-- TASK INPUTS --

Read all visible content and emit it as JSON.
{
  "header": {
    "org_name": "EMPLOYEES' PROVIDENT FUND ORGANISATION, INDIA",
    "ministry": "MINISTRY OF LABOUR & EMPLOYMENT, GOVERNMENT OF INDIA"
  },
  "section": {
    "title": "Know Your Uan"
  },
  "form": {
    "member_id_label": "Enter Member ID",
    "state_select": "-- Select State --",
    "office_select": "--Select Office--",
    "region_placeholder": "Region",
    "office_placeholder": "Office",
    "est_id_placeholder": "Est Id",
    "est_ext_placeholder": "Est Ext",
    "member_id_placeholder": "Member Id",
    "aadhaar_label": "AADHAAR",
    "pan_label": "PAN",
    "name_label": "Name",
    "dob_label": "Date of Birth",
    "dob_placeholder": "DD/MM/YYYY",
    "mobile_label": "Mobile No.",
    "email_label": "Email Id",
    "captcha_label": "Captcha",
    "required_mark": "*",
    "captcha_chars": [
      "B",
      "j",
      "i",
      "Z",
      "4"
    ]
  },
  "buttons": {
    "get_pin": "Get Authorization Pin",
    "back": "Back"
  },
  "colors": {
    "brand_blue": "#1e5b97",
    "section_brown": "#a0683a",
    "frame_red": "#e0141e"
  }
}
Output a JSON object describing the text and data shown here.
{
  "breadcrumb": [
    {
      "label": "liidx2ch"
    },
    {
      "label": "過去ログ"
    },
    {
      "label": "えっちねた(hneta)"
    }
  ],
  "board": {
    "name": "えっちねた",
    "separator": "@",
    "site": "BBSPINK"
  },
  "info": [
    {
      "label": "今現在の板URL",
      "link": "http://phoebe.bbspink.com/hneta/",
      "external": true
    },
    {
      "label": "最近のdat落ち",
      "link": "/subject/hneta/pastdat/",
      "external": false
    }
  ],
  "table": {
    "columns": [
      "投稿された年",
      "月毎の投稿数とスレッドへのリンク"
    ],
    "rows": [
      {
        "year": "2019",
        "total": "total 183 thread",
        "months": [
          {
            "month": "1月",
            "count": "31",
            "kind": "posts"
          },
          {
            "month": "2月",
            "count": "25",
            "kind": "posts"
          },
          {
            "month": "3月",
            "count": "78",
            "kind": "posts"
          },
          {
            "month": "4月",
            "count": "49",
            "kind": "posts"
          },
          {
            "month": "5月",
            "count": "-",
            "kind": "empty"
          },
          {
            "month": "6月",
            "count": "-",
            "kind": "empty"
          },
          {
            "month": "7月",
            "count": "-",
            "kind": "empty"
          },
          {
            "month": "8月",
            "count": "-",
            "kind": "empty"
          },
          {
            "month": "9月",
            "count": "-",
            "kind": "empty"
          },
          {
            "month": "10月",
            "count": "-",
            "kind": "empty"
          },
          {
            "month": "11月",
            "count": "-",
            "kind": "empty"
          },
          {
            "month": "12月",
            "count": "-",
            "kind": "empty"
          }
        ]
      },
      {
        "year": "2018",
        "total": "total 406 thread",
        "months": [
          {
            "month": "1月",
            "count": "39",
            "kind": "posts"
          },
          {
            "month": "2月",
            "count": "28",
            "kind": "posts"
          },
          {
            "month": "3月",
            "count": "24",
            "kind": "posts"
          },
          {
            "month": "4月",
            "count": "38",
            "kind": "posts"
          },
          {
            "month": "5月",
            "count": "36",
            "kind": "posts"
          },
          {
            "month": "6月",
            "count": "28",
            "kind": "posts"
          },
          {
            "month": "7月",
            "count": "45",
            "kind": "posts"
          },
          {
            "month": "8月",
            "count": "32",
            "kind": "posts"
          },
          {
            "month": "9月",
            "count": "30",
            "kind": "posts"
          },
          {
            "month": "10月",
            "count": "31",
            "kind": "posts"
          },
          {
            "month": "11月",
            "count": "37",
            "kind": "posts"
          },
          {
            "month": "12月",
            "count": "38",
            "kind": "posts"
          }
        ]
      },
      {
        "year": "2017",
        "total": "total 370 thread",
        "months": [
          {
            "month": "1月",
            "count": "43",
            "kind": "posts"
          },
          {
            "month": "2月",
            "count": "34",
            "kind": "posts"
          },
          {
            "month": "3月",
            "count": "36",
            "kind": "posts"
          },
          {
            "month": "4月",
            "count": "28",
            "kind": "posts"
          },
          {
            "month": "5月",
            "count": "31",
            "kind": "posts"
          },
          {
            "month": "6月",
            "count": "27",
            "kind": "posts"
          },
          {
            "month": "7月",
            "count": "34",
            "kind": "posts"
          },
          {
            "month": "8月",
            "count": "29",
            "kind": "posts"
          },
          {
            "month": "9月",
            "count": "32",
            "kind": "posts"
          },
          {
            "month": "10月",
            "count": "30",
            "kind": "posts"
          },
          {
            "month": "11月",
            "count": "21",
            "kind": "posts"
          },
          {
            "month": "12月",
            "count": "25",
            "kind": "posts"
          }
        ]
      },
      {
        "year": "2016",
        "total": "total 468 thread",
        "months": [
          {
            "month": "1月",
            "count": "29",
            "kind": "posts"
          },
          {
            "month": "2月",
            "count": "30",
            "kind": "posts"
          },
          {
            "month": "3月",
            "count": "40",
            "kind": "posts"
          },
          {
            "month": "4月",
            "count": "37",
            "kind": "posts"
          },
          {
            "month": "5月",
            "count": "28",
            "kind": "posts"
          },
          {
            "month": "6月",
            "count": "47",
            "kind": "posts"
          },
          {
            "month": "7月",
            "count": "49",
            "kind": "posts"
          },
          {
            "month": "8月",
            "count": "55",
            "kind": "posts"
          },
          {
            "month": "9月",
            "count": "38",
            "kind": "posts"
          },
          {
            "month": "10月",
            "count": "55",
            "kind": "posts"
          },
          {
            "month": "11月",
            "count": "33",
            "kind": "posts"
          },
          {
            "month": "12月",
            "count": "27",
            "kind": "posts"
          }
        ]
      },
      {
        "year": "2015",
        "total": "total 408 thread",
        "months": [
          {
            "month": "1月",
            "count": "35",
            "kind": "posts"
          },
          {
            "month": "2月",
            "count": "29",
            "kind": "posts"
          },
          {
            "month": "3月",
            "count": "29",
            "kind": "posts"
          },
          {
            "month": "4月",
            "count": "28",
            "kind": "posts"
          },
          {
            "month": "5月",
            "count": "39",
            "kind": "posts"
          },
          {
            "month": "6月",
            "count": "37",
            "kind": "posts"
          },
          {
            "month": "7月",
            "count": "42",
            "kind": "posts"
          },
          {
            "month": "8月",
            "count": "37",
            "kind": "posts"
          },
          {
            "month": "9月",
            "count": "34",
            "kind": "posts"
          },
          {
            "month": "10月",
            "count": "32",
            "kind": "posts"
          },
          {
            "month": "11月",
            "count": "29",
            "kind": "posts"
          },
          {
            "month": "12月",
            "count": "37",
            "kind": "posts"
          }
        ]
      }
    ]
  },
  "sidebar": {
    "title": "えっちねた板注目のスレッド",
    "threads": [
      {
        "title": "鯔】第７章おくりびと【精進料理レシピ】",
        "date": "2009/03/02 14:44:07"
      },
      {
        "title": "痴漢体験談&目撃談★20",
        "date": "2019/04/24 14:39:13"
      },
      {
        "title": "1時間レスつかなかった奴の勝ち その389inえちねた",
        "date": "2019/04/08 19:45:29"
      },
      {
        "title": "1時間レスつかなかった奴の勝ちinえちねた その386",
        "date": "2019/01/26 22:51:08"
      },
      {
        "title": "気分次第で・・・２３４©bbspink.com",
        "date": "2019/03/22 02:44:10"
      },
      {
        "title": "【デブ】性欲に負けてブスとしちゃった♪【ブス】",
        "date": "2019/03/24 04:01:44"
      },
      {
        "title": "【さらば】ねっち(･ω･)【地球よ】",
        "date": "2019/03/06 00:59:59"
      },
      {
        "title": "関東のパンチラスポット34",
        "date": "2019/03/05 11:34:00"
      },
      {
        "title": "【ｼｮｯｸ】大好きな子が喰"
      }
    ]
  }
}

-- GIVEN EXERCISE --
Only the count is wanted: report how many lines of the material above hold the word "JSON".

-- EXERCISE OUTPUT --
2